**Given problem**.
Reproduce the part of the records below that opens with the line containing "Annotate this image: element" and closes with the line containing "start-marker [303,213,319,227]", substituting "object" for "component" and leaving everything else as it is. Omit any pictures from your answer.

──────────────────────────────

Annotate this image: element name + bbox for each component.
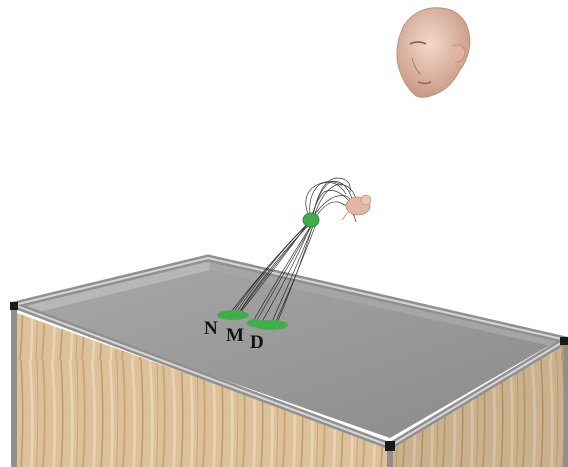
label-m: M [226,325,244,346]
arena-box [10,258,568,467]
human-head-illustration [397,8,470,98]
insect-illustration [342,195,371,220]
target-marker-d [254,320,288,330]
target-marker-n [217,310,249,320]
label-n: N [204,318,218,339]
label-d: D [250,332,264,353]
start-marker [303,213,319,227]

──────────────────────────────

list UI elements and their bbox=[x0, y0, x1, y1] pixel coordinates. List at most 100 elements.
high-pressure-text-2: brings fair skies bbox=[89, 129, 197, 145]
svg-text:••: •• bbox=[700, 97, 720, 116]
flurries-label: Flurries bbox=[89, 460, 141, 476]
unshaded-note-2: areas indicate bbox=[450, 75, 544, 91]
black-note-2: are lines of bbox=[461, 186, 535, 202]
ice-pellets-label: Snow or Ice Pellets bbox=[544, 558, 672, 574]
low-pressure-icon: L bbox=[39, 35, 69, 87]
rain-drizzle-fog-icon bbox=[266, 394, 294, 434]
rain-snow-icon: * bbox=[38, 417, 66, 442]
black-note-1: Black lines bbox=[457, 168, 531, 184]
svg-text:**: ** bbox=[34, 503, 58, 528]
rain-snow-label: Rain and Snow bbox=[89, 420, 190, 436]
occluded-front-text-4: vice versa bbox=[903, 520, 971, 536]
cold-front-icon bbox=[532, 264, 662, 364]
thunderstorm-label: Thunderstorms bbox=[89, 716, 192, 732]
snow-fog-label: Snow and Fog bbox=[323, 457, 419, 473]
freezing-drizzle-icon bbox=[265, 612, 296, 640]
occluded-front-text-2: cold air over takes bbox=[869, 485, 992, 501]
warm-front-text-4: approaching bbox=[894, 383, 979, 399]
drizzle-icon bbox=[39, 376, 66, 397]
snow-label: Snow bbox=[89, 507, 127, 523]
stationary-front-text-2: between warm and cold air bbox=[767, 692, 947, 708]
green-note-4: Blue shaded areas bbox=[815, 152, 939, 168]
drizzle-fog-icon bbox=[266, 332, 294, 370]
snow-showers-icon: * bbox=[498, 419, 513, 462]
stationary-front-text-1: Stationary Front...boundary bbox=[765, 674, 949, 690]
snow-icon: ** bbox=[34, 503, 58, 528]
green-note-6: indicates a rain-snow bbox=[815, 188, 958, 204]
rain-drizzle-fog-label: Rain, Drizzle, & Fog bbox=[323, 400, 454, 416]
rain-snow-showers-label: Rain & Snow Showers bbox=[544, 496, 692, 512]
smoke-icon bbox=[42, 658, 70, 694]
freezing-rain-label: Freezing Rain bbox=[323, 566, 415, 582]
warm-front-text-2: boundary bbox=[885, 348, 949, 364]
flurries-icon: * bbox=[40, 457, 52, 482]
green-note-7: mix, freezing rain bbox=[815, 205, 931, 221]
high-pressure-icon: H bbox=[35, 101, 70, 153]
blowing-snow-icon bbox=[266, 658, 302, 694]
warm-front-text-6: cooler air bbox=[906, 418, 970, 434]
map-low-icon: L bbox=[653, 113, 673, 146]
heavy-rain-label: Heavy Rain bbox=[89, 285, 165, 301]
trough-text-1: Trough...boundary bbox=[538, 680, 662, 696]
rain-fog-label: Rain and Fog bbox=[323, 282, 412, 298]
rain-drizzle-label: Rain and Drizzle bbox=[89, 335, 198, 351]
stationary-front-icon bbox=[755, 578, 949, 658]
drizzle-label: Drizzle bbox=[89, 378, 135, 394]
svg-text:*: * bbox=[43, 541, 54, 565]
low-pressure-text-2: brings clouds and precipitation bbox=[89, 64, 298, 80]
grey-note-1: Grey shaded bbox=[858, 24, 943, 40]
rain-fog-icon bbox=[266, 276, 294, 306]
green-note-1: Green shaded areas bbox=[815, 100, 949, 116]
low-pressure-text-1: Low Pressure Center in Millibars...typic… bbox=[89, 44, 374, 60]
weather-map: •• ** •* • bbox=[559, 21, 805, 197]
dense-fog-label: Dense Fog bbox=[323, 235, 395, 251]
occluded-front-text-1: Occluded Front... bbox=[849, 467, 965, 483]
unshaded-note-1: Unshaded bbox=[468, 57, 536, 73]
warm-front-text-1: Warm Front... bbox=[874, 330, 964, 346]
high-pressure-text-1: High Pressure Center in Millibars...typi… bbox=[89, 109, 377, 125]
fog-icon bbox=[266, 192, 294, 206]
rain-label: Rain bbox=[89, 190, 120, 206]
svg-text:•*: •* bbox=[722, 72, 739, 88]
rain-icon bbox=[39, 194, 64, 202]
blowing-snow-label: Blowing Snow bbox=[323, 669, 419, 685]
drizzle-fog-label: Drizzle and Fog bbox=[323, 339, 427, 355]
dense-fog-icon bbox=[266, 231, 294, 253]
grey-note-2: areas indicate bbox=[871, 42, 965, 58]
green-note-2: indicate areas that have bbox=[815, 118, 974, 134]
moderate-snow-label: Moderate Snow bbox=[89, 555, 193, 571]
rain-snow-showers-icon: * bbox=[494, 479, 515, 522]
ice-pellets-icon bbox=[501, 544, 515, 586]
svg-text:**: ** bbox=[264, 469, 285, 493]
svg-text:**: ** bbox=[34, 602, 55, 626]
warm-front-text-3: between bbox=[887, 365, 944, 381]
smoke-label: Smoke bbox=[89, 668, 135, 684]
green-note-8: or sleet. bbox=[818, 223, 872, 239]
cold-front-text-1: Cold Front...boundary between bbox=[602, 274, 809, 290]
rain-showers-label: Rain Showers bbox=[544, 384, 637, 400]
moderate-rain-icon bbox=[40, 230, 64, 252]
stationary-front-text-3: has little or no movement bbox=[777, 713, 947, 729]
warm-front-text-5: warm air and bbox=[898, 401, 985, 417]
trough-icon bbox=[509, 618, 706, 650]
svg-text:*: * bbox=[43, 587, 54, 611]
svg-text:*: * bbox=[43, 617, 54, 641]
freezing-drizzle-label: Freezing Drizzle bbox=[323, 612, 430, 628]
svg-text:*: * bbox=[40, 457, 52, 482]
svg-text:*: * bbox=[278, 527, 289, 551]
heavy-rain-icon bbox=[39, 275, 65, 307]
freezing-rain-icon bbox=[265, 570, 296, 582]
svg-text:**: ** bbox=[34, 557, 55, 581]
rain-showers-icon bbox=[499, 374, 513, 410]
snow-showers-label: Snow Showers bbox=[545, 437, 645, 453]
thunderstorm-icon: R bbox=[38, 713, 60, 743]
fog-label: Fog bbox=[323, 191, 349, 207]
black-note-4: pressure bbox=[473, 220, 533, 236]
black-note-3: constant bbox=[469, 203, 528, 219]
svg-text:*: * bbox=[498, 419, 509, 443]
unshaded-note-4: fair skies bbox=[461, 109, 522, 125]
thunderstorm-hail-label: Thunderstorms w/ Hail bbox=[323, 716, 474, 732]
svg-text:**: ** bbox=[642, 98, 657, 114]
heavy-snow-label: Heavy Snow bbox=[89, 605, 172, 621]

──────────────────────────────

**Worked answer**.
Annotate this image: element name + bbox for each object.
label-m: M [226,325,244,346]
arena-box [10,258,568,467]
human-head-illustration [397,8,470,98]
insect-illustration [342,195,371,220]
target-marker-d [254,320,288,330]
target-marker-n [217,310,249,320]
label-n: N [204,318,218,339]
label-d: D [250,332,264,353]
start-marker [303,213,319,227]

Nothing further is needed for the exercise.